─── Data supplied
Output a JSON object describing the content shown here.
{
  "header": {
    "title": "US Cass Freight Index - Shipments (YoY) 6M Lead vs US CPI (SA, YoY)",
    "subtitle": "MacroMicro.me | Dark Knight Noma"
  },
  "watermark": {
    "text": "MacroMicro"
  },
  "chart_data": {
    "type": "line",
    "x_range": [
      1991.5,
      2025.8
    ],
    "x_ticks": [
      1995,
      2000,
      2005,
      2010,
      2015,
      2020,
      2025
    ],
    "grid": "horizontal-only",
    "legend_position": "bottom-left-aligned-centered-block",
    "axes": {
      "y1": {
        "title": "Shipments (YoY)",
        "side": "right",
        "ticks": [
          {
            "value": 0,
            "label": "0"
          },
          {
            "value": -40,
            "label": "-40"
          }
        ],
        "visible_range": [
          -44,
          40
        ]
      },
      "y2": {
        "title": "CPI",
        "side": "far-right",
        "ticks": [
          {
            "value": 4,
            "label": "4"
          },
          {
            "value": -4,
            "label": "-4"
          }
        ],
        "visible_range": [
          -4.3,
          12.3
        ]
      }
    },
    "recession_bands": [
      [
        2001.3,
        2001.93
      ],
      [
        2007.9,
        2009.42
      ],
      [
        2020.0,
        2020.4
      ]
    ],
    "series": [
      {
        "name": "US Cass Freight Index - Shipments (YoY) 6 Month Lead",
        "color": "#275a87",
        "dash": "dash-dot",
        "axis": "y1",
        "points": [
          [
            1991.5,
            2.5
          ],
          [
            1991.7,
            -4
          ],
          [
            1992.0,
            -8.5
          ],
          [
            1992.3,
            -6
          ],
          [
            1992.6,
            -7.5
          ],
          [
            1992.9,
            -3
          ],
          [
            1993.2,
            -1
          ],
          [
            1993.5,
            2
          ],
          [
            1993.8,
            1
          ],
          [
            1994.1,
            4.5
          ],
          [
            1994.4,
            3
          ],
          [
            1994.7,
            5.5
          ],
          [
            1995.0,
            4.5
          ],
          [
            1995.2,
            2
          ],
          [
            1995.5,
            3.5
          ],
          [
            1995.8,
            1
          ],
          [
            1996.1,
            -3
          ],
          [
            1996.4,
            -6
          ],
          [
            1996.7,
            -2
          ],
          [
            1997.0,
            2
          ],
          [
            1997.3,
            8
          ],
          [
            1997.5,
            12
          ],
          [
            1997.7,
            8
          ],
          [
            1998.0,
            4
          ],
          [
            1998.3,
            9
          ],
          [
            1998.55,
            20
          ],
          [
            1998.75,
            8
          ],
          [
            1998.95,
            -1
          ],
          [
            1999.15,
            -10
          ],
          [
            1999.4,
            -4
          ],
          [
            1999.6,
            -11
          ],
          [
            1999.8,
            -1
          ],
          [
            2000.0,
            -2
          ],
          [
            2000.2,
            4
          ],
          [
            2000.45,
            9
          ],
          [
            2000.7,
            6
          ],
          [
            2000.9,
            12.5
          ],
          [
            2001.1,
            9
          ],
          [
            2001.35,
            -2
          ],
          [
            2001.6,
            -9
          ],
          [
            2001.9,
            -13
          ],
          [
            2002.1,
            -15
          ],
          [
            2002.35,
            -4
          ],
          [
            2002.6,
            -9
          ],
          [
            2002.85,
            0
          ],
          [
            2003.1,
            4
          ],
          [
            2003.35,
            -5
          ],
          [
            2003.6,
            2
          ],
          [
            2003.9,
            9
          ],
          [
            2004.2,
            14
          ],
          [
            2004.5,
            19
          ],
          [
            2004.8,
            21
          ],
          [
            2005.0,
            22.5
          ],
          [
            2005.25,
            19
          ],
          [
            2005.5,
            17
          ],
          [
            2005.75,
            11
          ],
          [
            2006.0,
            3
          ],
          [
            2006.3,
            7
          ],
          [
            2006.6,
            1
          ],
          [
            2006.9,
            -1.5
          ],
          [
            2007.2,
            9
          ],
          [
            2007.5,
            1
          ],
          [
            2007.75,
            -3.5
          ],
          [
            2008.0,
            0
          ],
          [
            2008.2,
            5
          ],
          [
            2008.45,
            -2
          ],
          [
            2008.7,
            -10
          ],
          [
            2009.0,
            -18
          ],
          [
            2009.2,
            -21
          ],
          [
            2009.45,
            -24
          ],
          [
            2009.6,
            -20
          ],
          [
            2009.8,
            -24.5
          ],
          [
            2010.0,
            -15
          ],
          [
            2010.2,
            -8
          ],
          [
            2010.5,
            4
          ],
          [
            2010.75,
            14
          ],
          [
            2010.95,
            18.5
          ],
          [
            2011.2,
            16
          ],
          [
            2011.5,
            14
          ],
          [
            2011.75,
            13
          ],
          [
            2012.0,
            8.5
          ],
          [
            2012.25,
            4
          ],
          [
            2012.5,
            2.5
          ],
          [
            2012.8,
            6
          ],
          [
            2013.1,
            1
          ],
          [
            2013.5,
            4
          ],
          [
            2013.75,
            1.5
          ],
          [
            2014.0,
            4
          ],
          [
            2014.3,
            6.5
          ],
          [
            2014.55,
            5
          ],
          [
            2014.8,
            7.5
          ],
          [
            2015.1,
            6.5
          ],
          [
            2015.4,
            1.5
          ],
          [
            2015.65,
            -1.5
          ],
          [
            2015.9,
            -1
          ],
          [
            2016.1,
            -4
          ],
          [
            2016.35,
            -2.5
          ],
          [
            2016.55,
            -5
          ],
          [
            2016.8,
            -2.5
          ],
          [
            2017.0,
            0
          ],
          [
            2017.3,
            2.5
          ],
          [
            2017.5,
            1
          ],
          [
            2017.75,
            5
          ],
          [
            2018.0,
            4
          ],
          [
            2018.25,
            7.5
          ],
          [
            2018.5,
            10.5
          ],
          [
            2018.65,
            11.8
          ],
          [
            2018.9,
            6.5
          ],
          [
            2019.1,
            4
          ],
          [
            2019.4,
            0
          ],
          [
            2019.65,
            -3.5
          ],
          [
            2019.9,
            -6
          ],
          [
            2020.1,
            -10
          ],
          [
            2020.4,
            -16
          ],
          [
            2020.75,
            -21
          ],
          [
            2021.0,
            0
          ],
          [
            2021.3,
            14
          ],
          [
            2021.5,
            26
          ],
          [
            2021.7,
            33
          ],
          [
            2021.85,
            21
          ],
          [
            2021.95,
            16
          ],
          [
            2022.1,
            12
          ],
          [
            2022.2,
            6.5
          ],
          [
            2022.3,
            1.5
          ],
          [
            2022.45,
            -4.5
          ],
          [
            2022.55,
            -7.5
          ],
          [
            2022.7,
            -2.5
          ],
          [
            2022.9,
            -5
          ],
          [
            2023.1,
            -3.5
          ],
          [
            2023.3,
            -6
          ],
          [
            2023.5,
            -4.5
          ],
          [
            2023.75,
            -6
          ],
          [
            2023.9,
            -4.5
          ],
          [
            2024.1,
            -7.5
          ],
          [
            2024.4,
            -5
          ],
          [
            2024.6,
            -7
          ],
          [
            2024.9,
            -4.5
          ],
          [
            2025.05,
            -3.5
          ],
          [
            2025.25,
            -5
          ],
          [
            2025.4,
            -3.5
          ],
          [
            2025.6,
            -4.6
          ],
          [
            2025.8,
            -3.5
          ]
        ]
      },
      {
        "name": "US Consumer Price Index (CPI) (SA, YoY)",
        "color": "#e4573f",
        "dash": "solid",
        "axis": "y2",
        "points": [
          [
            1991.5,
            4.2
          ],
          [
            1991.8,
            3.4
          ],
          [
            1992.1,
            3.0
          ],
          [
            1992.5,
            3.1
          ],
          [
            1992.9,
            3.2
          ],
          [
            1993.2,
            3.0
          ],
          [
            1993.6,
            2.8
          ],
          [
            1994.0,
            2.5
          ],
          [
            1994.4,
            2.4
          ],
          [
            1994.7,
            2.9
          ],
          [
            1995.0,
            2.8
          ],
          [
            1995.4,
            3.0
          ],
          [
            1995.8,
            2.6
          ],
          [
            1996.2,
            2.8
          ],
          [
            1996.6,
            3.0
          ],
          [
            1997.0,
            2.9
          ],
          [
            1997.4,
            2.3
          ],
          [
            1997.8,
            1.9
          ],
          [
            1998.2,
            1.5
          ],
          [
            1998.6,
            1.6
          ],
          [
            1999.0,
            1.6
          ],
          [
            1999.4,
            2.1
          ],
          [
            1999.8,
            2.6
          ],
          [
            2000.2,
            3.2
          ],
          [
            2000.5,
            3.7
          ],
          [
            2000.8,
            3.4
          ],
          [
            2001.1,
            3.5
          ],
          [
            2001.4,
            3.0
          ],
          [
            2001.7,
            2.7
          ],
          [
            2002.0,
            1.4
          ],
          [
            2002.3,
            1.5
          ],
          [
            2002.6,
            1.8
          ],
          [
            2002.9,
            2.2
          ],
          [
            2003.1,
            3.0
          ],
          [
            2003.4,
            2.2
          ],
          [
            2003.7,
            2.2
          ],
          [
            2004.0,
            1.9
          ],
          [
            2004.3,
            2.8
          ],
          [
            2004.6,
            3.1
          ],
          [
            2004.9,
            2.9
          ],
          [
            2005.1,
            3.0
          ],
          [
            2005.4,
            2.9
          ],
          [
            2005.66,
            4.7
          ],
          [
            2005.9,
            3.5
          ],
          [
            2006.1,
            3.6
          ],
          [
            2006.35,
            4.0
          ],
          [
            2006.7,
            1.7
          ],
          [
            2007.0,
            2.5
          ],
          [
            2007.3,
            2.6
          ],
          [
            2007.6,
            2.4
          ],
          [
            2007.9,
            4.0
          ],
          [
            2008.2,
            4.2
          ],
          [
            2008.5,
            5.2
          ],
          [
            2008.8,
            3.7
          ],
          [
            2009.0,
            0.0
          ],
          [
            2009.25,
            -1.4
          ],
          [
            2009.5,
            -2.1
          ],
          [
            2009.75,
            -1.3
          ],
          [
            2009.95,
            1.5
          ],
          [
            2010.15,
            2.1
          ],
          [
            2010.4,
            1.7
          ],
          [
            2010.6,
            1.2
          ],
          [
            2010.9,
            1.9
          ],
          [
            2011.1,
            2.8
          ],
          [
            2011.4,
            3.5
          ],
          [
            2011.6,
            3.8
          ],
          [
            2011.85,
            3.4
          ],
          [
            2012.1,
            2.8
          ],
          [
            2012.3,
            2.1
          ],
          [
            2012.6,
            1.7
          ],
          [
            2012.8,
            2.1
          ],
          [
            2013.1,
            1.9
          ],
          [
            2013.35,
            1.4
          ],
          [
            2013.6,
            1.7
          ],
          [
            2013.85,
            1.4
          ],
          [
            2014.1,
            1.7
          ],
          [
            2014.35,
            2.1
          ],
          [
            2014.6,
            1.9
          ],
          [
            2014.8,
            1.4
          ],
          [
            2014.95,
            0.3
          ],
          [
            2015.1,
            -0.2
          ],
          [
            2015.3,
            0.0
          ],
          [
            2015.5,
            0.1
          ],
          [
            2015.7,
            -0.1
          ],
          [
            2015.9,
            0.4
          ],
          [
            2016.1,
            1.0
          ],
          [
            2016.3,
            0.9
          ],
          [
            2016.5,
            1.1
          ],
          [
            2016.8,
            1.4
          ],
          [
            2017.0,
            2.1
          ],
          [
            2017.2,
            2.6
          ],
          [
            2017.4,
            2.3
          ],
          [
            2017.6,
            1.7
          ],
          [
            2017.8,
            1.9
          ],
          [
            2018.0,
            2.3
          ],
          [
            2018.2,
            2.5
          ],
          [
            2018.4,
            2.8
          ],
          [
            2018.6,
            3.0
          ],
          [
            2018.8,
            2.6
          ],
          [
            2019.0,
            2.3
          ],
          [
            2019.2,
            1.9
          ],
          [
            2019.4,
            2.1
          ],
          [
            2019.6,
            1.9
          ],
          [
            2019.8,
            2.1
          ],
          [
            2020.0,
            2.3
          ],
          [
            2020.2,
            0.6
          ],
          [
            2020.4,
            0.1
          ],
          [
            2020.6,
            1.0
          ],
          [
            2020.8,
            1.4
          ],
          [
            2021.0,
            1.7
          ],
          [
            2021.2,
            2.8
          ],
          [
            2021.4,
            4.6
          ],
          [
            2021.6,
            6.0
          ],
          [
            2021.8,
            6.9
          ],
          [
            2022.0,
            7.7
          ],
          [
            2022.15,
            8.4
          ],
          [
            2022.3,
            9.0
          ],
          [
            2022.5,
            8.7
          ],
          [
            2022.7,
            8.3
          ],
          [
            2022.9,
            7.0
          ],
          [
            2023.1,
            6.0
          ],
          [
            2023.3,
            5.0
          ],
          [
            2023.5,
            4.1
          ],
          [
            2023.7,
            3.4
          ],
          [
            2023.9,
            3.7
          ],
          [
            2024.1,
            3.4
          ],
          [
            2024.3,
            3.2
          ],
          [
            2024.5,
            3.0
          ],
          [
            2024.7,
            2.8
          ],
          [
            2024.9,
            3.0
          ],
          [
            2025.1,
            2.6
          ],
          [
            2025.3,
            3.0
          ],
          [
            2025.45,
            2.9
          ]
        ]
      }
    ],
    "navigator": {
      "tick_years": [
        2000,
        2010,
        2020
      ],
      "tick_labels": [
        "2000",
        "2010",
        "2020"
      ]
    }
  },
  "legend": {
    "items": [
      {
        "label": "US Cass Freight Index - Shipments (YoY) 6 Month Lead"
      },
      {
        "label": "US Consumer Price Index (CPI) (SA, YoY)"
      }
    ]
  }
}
──────
Extract every line of the records above that contains the word "MacroMicro".

    "subtitle": "MacroMicro.me | Dark Knight Noma"
    "text": "MacroMicro"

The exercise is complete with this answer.